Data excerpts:
++++
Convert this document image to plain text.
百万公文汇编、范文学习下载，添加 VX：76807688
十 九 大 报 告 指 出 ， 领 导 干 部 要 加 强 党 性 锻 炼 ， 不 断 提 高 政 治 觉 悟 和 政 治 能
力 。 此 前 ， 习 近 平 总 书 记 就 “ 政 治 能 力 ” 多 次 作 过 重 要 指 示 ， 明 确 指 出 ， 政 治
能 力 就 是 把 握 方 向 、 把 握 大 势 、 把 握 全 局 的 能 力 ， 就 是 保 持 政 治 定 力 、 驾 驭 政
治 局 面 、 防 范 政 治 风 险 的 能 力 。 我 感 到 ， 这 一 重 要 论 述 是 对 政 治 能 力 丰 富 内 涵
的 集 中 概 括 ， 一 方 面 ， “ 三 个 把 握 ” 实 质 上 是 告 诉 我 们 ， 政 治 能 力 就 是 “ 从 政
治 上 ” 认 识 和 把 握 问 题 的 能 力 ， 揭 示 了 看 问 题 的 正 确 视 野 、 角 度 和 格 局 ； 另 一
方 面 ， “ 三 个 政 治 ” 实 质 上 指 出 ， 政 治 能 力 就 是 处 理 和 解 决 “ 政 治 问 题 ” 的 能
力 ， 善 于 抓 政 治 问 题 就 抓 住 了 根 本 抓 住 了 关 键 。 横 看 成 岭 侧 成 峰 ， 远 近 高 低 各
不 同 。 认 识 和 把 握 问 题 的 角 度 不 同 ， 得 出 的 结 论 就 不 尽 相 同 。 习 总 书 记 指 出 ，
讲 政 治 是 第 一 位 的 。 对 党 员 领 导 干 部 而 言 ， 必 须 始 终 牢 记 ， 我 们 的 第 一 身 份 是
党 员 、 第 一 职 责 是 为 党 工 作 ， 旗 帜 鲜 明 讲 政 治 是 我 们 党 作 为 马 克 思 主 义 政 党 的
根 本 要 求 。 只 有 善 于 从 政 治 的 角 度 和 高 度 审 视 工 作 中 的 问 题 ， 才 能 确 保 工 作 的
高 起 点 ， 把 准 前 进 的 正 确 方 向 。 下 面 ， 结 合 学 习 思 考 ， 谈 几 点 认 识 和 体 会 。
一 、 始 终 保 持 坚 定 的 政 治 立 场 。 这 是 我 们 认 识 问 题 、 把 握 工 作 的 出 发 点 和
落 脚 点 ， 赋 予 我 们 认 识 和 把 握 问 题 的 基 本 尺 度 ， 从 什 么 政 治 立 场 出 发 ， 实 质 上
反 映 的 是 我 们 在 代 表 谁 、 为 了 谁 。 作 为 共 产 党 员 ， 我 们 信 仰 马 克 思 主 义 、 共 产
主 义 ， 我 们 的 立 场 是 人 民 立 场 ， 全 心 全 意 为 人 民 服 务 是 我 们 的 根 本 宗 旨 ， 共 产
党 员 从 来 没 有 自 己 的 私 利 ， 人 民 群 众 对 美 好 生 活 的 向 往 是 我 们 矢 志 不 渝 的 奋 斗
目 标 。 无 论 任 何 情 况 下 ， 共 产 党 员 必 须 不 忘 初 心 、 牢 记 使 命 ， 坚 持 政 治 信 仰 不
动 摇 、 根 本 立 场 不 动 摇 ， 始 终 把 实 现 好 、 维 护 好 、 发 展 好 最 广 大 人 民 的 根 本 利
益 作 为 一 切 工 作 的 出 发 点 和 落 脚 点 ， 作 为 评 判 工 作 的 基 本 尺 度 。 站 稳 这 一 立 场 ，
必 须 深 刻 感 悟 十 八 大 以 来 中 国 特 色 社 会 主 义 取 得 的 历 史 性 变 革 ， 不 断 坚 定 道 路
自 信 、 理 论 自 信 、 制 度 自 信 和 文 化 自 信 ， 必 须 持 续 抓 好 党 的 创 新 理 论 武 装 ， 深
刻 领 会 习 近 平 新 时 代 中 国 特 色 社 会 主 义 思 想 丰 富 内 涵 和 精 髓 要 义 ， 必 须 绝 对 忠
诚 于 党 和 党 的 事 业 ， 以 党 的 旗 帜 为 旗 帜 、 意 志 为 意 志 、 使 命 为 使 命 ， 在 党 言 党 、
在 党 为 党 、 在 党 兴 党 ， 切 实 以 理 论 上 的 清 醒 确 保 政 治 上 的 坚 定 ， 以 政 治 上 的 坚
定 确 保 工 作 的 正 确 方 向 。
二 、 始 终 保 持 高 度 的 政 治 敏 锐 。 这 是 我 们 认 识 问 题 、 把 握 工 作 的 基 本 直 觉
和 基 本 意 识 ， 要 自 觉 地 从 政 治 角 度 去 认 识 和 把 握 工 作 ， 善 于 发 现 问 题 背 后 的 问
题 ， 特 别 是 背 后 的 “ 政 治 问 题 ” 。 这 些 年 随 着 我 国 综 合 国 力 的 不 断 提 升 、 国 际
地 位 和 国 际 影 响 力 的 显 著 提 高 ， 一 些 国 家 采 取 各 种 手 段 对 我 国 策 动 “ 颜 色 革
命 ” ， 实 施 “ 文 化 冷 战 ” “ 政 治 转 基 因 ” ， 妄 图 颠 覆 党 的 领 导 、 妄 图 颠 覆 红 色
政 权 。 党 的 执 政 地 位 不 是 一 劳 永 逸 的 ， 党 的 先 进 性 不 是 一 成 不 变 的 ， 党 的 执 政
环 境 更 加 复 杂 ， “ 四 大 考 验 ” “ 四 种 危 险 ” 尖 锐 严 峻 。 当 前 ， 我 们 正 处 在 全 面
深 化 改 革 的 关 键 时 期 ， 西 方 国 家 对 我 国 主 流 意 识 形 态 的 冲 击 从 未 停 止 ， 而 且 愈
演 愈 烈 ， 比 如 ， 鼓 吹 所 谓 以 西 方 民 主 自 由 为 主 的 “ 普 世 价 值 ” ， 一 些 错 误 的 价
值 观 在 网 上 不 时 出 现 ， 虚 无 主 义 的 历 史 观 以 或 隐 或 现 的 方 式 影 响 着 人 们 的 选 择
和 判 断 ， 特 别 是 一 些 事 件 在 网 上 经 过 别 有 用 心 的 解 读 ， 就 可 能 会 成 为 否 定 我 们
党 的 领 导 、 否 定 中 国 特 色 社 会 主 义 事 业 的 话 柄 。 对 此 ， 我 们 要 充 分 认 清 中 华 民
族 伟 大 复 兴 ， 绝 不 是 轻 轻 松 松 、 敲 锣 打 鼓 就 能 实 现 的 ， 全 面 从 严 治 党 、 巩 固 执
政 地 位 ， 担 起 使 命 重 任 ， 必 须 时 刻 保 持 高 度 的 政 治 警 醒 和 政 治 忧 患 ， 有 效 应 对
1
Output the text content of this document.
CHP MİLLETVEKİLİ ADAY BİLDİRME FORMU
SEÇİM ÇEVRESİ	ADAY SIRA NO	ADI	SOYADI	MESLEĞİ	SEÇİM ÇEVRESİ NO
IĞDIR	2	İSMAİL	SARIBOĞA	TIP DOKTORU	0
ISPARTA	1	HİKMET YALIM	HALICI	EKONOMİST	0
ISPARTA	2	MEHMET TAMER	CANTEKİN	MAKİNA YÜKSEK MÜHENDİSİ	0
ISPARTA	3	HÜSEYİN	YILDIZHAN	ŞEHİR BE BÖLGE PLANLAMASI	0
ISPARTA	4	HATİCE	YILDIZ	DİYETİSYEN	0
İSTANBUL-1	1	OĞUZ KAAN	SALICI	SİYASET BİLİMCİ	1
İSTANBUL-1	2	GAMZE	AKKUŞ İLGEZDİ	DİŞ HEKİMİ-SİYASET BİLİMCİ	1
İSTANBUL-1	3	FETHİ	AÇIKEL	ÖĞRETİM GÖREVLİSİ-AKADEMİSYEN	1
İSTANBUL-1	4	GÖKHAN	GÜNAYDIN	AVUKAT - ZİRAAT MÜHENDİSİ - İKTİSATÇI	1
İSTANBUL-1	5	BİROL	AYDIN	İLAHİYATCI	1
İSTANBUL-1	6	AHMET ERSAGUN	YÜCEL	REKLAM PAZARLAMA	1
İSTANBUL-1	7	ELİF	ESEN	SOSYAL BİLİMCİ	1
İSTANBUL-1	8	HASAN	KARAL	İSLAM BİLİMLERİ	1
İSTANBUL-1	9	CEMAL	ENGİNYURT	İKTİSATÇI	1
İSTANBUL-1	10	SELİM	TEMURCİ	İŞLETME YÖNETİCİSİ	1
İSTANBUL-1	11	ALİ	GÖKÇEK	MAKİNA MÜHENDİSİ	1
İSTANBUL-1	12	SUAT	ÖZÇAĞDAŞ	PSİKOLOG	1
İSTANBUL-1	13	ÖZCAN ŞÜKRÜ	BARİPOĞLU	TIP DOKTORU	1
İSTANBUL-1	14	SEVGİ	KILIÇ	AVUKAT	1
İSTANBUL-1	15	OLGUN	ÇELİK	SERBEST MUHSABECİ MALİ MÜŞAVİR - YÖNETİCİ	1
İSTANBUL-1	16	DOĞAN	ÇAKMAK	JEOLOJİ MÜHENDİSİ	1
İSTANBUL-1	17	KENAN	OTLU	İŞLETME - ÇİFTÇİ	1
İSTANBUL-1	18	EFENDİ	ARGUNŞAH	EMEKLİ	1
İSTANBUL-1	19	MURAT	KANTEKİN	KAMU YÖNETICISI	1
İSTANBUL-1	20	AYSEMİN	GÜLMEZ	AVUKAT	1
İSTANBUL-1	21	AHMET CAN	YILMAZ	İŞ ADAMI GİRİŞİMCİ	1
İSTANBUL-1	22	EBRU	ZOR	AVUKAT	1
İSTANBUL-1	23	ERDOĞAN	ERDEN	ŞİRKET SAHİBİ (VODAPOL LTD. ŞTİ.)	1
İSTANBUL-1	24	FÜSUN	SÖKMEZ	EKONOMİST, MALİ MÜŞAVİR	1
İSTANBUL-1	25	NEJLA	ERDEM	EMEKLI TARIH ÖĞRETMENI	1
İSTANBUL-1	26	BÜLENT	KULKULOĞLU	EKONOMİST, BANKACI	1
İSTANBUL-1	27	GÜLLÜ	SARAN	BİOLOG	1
++++
**What to work on**
Within the listing above, work out how many lines contain the string "text", and reply with that number only.

**Solution to this task**
2